**** Entries supplied

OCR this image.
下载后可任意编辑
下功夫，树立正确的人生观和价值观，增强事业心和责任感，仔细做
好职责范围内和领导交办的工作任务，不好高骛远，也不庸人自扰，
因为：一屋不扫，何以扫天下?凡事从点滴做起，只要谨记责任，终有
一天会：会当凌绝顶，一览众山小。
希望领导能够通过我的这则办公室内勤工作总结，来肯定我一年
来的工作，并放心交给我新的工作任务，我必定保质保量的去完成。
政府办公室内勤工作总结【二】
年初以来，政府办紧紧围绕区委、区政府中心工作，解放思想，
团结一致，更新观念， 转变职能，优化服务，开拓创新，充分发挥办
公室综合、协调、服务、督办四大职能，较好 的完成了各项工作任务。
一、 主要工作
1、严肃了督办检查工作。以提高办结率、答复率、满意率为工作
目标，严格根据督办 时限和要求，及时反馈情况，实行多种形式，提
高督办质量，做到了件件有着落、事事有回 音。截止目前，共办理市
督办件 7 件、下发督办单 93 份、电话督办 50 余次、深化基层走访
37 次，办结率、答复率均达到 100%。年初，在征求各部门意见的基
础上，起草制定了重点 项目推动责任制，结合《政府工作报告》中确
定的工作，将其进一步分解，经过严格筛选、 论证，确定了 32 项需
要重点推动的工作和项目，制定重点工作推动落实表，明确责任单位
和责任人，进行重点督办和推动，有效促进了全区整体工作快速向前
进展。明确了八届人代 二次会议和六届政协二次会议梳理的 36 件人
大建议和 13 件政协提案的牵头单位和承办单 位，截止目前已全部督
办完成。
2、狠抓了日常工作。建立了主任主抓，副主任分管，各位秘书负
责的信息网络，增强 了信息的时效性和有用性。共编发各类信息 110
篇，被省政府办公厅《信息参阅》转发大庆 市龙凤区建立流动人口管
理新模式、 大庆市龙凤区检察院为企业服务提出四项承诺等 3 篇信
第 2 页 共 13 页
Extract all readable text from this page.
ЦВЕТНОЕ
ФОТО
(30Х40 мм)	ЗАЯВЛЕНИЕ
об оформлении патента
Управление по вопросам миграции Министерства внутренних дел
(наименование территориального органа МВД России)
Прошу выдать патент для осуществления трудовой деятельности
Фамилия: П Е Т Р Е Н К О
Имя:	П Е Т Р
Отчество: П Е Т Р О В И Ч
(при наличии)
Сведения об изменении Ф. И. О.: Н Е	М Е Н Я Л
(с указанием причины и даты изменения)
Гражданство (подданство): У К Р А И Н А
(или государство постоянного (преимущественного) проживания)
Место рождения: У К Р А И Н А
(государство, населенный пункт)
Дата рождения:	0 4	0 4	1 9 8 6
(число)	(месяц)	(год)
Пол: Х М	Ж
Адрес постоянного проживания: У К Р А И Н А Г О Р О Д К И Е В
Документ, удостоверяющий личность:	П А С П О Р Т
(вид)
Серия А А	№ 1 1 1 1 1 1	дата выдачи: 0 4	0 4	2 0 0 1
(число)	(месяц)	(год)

********

• **Written task**
Retype the entries one by one, exactly.

• **Final result**
OCR this image.
下载后可任意编辑
下功夫，树立正确的人生观和价值观，增强事业心和责任感，仔细做
好职责范围内和领导交办的工作任务，不好高骛远，也不庸人自扰，
因为：一屋不扫，何以扫天下?凡事从点滴做起，只要谨记责任，终有
一天会：会当凌绝顶，一览众山小。
希望领导能够通过我的这则办公室内勤工作总结，来肯定我一年
来的工作，并放心交给我新的工作任务，我必定保质保量的去完成。
政府办公室内勤工作总结【二】
年初以来，政府办紧紧围绕区委、区政府中心工作，解放思想，
团结一致，更新观念， 转变职能，优化服务，开拓创新，充分发挥办
公室综合、协调、服务、督办四大职能，较好 的完成了各项工作任务。
一、 主要工作
1、严肃了督办检查工作。以提高办结率、答复率、满意率为工作
目标，严格根据督办 时限和要求，及时反馈情况，实行多种形式，提
高督办质量，做到了件件有着落、事事有回 音。截止目前，共办理市
督办件 7 件、下发督办单 93 份、电话督办 50 余次、深化基层走访
37 次，办结率、答复率均达到 100%。年初，在征求各部门意见的基
础上，起草制定了重点 项目推动责任制，结合《政府工作报告》中确
定的工作，将其进一步分解，经过严格筛选、 论证，确定了 32 项需
要重点推动的工作和项目，制定重点工作推动落实表，明确责任单位
和责任人，进行重点督办和推动，有效促进了全区整体工作快速向前
进展。明确了八届人代 二次会议和六届政协二次会议梳理的 36 件人
大建议和 13 件政协提案的牵头单位和承办单 位，截止目前已全部督
办完成。
2、狠抓了日常工作。建立了主任主抓，副主任分管，各位秘书负
责的信息网络，增强 了信息的时效性和有用性。共编发各类信息 110
篇，被省政府办公厅《信息参阅》转发大庆 市龙凤区建立流动人口管
理新模式、 大庆市龙凤区检察院为企业服务提出四项承诺等 3 篇信
第 2 页 共 13 页
Extract all readable text from this page.
ЦВЕТНОЕ
ФОТО
(30Х40 мм)	ЗАЯВЛЕНИЕ
об оформлении патента
Управление по вопросам миграции Министерства внутренних дел
(наименование территориального органа МВД России)
Прошу выдать патент для осуществления трудовой деятельности
Фамилия: П Е Т Р Е Н К О
Имя:	П Е Т Р
Отчество: П Е Т Р О В И Ч
(при наличии)
Сведения об изменении Ф. И. О.: Н Е	М Е Н Я Л
(с указанием причины и даты изменения)
Гражданство (подданство): У К Р А И Н А
(или государство постоянного (преимущественного) проживания)
Место рождения: У К Р А И Н А
(государство, населенный пункт)
Дата рождения:	0 4	0 4	1 9 8 6
(число)	(месяц)	(год)
Пол: Х М	Ж
Адрес постоянного проживания: У К Р А И Н А Г О Р О Д К И Е В
Документ, удостоверяющий личность:	П А С П О Р Т
(вид)
Серия А А	№ 1 1 1 1 1 1	дата выдачи: 0 4	0 4	2 0 0 1
(число)	(месяц)	(год)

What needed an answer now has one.